WHAT IS ASKED -> The entries need to be copied exactly.

Stored records ->
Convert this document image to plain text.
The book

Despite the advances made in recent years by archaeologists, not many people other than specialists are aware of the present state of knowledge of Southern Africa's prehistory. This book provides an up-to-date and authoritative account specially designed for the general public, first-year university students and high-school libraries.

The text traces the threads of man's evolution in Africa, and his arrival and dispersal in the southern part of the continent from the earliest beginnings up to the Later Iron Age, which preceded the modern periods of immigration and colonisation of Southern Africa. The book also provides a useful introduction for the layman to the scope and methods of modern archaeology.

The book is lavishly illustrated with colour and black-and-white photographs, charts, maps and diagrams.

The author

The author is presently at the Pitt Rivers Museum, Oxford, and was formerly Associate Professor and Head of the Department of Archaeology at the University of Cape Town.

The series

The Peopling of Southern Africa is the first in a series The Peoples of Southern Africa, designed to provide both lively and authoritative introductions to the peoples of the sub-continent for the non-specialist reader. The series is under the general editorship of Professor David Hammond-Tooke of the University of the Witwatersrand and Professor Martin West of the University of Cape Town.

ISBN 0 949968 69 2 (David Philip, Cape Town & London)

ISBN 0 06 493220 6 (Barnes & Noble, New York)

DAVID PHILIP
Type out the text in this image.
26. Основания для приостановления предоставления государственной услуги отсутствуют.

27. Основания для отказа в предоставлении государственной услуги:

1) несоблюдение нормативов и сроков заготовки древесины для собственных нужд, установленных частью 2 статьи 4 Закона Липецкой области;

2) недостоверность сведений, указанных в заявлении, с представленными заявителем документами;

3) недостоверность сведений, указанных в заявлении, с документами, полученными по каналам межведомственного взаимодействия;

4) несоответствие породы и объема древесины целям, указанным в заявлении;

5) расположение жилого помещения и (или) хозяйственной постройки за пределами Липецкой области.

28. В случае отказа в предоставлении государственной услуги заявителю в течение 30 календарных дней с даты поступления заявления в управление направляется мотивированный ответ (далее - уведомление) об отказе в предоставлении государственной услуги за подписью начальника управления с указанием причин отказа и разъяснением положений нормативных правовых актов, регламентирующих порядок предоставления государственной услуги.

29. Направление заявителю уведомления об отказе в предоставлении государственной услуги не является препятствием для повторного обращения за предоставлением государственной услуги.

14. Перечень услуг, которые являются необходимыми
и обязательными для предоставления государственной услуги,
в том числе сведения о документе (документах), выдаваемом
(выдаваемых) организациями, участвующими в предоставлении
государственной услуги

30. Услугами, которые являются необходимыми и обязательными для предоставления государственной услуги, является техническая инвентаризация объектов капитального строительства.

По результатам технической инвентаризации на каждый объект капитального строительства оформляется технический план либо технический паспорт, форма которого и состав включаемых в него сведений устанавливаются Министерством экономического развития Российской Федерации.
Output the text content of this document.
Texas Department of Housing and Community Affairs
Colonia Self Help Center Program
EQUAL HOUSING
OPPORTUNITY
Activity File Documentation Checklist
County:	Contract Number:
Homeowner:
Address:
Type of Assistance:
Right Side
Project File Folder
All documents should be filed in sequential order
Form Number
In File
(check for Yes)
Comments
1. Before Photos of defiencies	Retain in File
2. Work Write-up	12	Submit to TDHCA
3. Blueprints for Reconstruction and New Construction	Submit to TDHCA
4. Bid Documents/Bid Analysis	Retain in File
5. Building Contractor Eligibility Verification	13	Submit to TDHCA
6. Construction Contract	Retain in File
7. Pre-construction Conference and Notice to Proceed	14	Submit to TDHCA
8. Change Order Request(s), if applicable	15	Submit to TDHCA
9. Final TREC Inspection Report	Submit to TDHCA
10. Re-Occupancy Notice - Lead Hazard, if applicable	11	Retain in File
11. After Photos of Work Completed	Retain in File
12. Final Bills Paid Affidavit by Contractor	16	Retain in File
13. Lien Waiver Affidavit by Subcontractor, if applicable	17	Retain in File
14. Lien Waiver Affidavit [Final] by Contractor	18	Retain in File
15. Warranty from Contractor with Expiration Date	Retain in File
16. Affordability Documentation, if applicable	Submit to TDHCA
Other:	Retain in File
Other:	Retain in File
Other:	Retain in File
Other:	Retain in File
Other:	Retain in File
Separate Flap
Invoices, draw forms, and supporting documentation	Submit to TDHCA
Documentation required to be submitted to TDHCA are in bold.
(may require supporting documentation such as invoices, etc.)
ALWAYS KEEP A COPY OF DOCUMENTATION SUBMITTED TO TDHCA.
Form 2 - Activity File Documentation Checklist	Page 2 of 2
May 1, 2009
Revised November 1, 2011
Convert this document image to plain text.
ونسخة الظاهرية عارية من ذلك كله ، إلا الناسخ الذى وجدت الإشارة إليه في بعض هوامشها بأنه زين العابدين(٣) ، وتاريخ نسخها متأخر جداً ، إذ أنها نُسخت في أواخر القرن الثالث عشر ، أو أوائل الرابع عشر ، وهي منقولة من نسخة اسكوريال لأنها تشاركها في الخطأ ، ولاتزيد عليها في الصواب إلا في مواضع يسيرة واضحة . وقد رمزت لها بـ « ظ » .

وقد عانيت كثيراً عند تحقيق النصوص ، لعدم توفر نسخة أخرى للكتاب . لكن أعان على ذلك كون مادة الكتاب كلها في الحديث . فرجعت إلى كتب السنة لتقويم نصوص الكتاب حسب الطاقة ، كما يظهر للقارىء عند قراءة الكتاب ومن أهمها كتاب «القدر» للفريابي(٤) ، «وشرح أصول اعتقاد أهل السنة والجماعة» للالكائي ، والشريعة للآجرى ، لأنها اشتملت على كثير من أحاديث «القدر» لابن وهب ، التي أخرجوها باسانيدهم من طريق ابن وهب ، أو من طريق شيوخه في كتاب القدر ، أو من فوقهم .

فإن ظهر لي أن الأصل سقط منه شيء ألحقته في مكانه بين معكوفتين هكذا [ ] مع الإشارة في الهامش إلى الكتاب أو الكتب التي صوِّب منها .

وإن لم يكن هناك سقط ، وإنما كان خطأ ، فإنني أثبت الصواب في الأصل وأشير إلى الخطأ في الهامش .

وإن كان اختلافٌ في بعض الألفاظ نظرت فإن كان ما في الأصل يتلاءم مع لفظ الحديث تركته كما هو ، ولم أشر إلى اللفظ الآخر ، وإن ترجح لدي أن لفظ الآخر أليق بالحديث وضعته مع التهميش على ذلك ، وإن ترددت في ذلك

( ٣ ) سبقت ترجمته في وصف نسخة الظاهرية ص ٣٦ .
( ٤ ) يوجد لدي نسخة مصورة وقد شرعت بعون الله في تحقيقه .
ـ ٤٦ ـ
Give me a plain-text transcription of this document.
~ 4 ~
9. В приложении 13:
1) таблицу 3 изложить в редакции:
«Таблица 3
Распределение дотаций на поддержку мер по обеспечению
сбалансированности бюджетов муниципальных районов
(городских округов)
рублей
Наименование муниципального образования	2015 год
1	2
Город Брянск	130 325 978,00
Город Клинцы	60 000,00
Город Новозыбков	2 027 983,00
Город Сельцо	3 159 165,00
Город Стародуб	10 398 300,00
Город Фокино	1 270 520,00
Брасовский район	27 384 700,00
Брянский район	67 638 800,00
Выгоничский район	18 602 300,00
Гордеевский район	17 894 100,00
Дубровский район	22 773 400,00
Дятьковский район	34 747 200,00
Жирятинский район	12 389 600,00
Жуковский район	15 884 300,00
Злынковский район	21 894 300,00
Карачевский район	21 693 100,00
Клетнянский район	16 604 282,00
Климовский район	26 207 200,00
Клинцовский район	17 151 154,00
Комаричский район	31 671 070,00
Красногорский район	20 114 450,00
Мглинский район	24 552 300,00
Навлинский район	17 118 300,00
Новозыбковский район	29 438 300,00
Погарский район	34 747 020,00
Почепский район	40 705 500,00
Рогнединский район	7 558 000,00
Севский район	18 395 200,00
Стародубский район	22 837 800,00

TASK RESPONSE ->
Convert this document image to plain text.
The book

Despite the advances made in recent years by archaeologists, not many people other than specialists are aware of the present state of knowledge of Southern Africa's prehistory. This book provides an up-to-date and authoritative account specially designed for the general public, first-year university students and high-school libraries.

The text traces the threads of man's evolution in Africa, and his arrival and dispersal in the southern part of the continent from the earliest beginnings up to the Later Iron Age, which preceded the modern periods of immigration and colonisation of Southern Africa. The book also provides a useful introduction for the layman to the scope and methods of modern archaeology.

The book is lavishly illustrated with colour and black-and-white photographs, charts, maps and diagrams.

The author

The author is presently at the Pitt Rivers Museum, Oxford, and was formerly Associate Professor and Head of the Department of Archaeology at the University of Cape Town.

The series

The Peopling of Southern Africa is the first in a series The Peoples of Southern Africa, designed to provide both lively and authoritative introductions to the peoples of the sub-continent for the non-specialist reader. The series is under the general editorship of Professor David Hammond-Tooke of the University of the Witwatersrand and Professor Martin West of the University of Cape Town.

ISBN 0 949968 69 2 (David Philip, Cape Town & London)

ISBN 0 06 493220 6 (Barnes & Noble, New York)

DAVID PHILIP
Type out the text in this image.
26. Основания для приостановления предоставления государственной услуги отсутствуют.

27. Основания для отказа в предоставлении государственной услуги:

1) несоблюдение нормативов и сроков заготовки древесины для собственных нужд, установленных частью 2 статьи 4 Закона Липецкой области;

2) недостоверность сведений, указанных в заявлении, с представленными заявителем документами;

3) недостоверность сведений, указанных в заявлении, с документами, полученными по каналам межведомственного взаимодействия;

4) несоответствие породы и объема древесины целям, указанным в заявлении;

5) расположение жилого помещения и (или) хозяйственной постройки за пределами Липецкой области.

28. В случае отказа в предоставлении государственной услуги заявителю в течение 30 календарных дней с даты поступления заявления в управление направляется мотивированный ответ (далее - уведомление) об отказе в предоставлении государственной услуги за подписью начальника управления с указанием причин отказа и разъяснением положений нормативных правовых актов, регламентирующих порядок предоставления государственной услуги.

29. Направление заявителю уведомления об отказе в предоставлении государственной услуги не является препятствием для повторного обращения за предоставлением государственной услуги.

14. Перечень услуг, которые являются необходимыми
и обязательными для предоставления государственной услуги,
в том числе сведения о документе (документах), выдаваемом
(выдаваемых) организациями, участвующими в предоставлении
государственной услуги

30. Услугами, которые являются необходимыми и обязательными для предоставления государственной услуги, является техническая инвентаризация объектов капитального строительства.

По результатам технической инвентаризации на каждый объект капитального строительства оформляется технический план либо технический паспорт, форма которого и состав включаемых в него сведений устанавливаются Министерством экономического развития Российской Федерации.
Output the text content of this document.
Texas Department of Housing and Community Affairs
Colonia Self Help Center Program
EQUAL HOUSING
OPPORTUNITY
Activity File Documentation Checklist
County:	Contract Number:
Homeowner:
Address:
Type of Assistance:
Right Side
Project File Folder
All documents should be filed in sequential order
Form Number
In File
(check for Yes)
Comments
1. Before Photos of defiencies	Retain in File
2. Work Write-up	12	Submit to TDHCA
3. Blueprints for Reconstruction and New Construction	Submit to TDHCA
4. Bid Documents/Bid Analysis	Retain in File
5. Building Contractor Eligibility Verification	13	Submit to TDHCA
6. Construction Contract	Retain in File
7. Pre-construction Conference and Notice to Proceed	14	Submit to TDHCA
8. Change Order Request(s), if applicable	15	Submit to TDHCA
9. Final TREC Inspection Report	Submit to TDHCA
10. Re-Occupancy Notice - Lead Hazard, if applicable	11	Retain in File
11. After Photos of Work Completed	Retain in File
12. Final Bills Paid Affidavit by Contractor	16	Retain in File
13. Lien Waiver Affidavit by Subcontractor, if applicable	17	Retain in File
14. Lien Waiver Affidavit [Final] by Contractor	18	Retain in File
15. Warranty from Contractor with Expiration Date	Retain in File
16. Affordability Documentation, if applicable	Submit to TDHCA
Other:	Retain in File
Other:	Retain in File
Other:	Retain in File
Other:	Retain in File
Other:	Retain in File
Separate Flap
Invoices, draw forms, and supporting documentation	Submit to TDHCA
Documentation required to be submitted to TDHCA are in bold.
(may require supporting documentation such as invoices, etc.)
ALWAYS KEEP A COPY OF DOCUMENTATION SUBMITTED TO TDHCA.
Form 2 - Activity File Documentation Checklist	Page 2 of 2
May 1, 2009
Revised November 1, 2011
Convert this document image to plain text.
ونسخة الظاهرية عارية من ذلك كله ، إلا الناسخ الذى وجدت الإشارة إليه في بعض هوامشها بأنه زين العابدين(٣) ، وتاريخ نسخها متأخر جداً ، إذ أنها نُسخت في أواخر القرن الثالث عشر ، أو أوائل الرابع عشر ، وهي منقولة من نسخة اسكوريال لأنها تشاركها في الخطأ ، ولاتزيد عليها في الصواب إلا في مواضع يسيرة واضحة . وقد رمزت لها بـ « ظ » .

وقد عانيت كثيراً عند تحقيق النصوص ، لعدم توفر نسخة أخرى للكتاب . لكن أعان على ذلك كون مادة الكتاب كلها في الحديث . فرجعت إلى كتب السنة لتقويم نصوص الكتاب حسب الطاقة ، كما يظهر للقارىء عند قراءة الكتاب ومن أهمها كتاب «القدر» للفريابي(٤) ، «وشرح أصول اعتقاد أهل السنة والجماعة» للالكائي ، والشريعة للآجرى ، لأنها اشتملت على كثير من أحاديث «القدر» لابن وهب ، التي أخرجوها باسانيدهم من طريق ابن وهب ، أو من طريق شيوخه في كتاب القدر ، أو من فوقهم .

فإن ظهر لي أن الأصل سقط منه شيء ألحقته في مكانه بين معكوفتين هكذا [ ] مع الإشارة في الهامش إلى الكتاب أو الكتب التي صوِّب منها .

وإن لم يكن هناك سقط ، وإنما كان خطأ ، فإنني أثبت الصواب في الأصل وأشير إلى الخطأ في الهامش .

وإن كان اختلافٌ في بعض الألفاظ نظرت فإن كان ما في الأصل يتلاءم مع لفظ الحديث تركته كما هو ، ولم أشر إلى اللفظ الآخر ، وإن ترجح لدي أن لفظ الآخر أليق بالحديث وضعته مع التهميش على ذلك ، وإن ترددت في ذلك

( ٣ ) سبقت ترجمته في وصف نسخة الظاهرية ص ٣٦ .
( ٤ ) يوجد لدي نسخة مصورة وقد شرعت بعون الله في تحقيقه .
ـ ٤٦ ـ
Give me a plain-text transcription of this document.
~ 4 ~
9. В приложении 13:
1) таблицу 3 изложить в редакции:
«Таблица 3
Распределение дотаций на поддержку мер по обеспечению
сбалансированности бюджетов муниципальных районов
(городских округов)
рублей
Наименование муниципального образования	2015 год
1	2
Город Брянск	130 325 978,00
Город Клинцы	60 000,00
Город Новозыбков	2 027 983,00
Город Сельцо	3 159 165,00
Город Стародуб	10 398 300,00
Город Фокино	1 270 520,00
Брасовский район	27 384 700,00
Брянский район	67 638 800,00
Выгоничский район	18 602 300,00
Гордеевский район	17 894 100,00
Дубровский район	22 773 400,00
Дятьковский район	34 747 200,00
Жирятинский район	12 389 600,00
Жуковский район	15 884 300,00
Злынковский район	21 894 300,00
Карачевский район	21 693 100,00
Клетнянский район	16 604 282,00
Климовский район	26 207 200,00
Клинцовский район	17 151 154,00
Комаричский район	31 671 070,00
Красногорский район	20 114 450,00
Мглинский район	24 552 300,00
Навлинский район	17 118 300,00
Новозыбковский район	29 438 300,00
Погарский район	34 747 020,00
Почепский район	40 705 500,00
Рогнединский район	7 558 000,00
Севский район	18 395 200,00
Стародубский район	22 837 800,00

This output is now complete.